[start]
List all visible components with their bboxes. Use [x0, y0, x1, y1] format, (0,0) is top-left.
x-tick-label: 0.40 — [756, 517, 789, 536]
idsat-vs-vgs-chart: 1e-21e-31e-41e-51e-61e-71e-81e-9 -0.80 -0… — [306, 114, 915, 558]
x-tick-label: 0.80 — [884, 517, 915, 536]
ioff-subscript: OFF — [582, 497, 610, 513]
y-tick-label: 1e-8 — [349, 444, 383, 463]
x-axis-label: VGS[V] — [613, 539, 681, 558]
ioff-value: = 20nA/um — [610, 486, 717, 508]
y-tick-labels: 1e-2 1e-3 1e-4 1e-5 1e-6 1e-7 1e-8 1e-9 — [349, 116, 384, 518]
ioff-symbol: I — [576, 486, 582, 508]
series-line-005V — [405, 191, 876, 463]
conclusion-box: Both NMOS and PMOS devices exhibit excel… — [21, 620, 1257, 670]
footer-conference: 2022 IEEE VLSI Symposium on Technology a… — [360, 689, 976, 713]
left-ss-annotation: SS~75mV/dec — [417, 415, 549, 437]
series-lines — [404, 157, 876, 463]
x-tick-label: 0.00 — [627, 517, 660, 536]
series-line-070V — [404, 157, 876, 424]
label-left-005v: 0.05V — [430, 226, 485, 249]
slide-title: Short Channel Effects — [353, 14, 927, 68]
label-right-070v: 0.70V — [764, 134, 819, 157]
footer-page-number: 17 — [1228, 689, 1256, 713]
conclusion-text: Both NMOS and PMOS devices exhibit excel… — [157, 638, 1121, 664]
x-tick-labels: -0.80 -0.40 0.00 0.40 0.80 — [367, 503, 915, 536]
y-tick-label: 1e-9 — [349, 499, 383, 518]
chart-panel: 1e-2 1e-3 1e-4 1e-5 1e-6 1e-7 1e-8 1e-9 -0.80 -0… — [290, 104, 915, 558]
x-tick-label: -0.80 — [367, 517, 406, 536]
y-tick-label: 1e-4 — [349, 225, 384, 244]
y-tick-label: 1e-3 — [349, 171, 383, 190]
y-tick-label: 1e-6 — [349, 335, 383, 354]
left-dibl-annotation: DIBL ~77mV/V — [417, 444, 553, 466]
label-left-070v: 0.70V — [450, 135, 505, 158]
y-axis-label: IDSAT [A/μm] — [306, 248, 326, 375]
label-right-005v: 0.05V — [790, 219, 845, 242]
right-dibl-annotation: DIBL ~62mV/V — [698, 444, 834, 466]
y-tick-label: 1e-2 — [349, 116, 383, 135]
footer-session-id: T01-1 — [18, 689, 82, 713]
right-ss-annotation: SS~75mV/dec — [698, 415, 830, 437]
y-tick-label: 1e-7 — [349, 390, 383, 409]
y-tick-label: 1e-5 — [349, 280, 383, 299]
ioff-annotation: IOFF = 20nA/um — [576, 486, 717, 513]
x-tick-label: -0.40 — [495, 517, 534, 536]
[end]
* **GIVEN INSTRUCTION**:
Give again, word for word, the rows from the first one up to and including the row that contains "x-axis-label: VGS[V] — [613, 539, 681, 558]".

* **EXERCISE OUTPUT**:
List all visible components with their bboxes. Use [x0, y0, x1, y1] format, (0,0) is top-left.
x-tick-label: 0.40 — [756, 517, 789, 536]
idsat-vs-vgs-chart: 1e-21e-31e-41e-51e-61e-71e-81e-9 -0.80 -0… — [306, 114, 915, 558]
x-tick-label: 0.80 — [884, 517, 915, 536]
ioff-subscript: OFF — [582, 497, 610, 513]
y-tick-label: 1e-8 — [349, 444, 383, 463]
x-axis-label: VGS[V] — [613, 539, 681, 558]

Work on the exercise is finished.